Source passage:

▬▬▬▬▬▬▬▬▬▬

Guest Post, Asa Drake: Keep a Record

Poetry

When I tell anyone about my work, I want to say that everything I have written is entirely accurate. Of course, my poems aren’t accurate. I lie for concision, and that doesn’t bother me. Ours is a language inadequate to our needs, so I think a good poem is willing to be inaccurate and still be a document of our times. I often write about current events, things in my life, things said to me — and on revision, I find that the number of people or the number of actions involved in a poem can be overwhelming. So lately, I find myself consolidating. Maybe a coworker is five coworkers. Maybe a sentence is multiple conversations. So long as the poem still reads emotionally true, this kind of lie is doing the work I need with the content I have. I think it’s the information professional in me that makes me look to cataloging as a shortcut for consolidating experiences in a way that can make for an interesting poem.

Lately, I’ve been interested in apologies. The conversations I pull from, the speakers I use, they’re unrelated except through content, and the apology in many ways provides a format for interpretation and consolidation. I transcribe these conversations with no intent to reconcile, but a poem has to do something more because, on some level, a poem is about understanding. I found it impossible to believe that what was said to me was designed to set me at ease, like in “Tonight, A Woman.” There’s a moment where another speaker enters, points to the narrator’s face and tries to set it apart from herself. This was, at some point, part of an apology, but no one says “foreign” as an act of love.

▬▬▬▬▬▬▬▬▬▬

Data provided:
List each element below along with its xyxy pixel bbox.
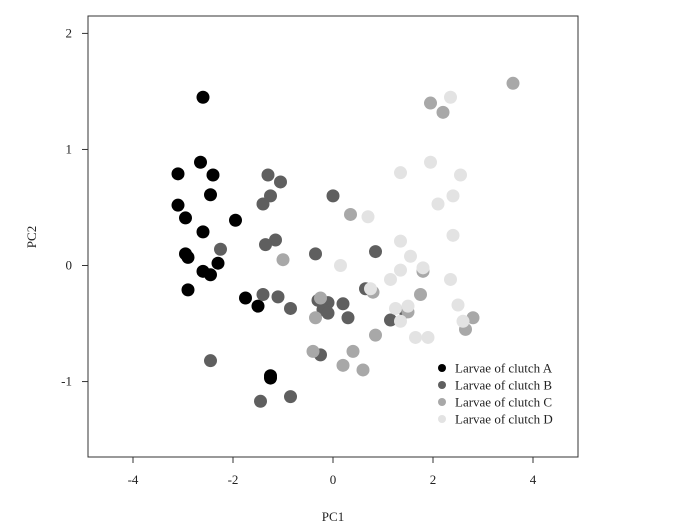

▬▬▬▬▬▬▬▬▬▬

Written task A: According to the essay on poetry, what has the writer lately been interested in?
Written task B: Decide whether each statement agrees with the essay on poetry, answering yes or no and quoting the words that settle it: (i) The writer claims the poems are entirely accurate. (ii) The writer often writes about current events. (iii) The writer transcribes conversations with the aim of reconciling.
Written task C: Write the next part of the essay on poetry, picking up after its final sentence.
The data was drawn from a separate source and bears no relation to the essay on poetry.

Task result A: Apologies.

Task result B:
(i) No: "Of course, my poems aren’t accurate."
(ii) Yes: "I often write about current events"
(iii) No: "I transcribe these conversations with no intent to reconcile"

Task result C:
So I study the structure of these apologies. I try an experiment. I let these statements stand without my response. I leave the dinner, the breakfast, the breezeway. I read a letter and put it away. I speak to the people I love. But then, the conversations return. A colleague walks a little faster in the parking lot. At the table, someone asks if I’ve lost my tongue. I draft an email I don’t send. I cry a little. The academic vestige is lost. So I discontinue my experiment. I look back at my transcripts. I’ve lost interest in the conflict, but I know I have a poem to write because I have an obsession. I’m interested in how apology becomes performative redress. In this way, the speaker maintains their status by clarifying that I did not perceive you as one thing because you are so clearly another. So frequently, these apologies are another question. They ask me, are you from this country, and I have never lived anywhere else, except within that question. So that’s where I write from. I want to understand what people say to me, and I only have this language to answer myself with, which is difficult.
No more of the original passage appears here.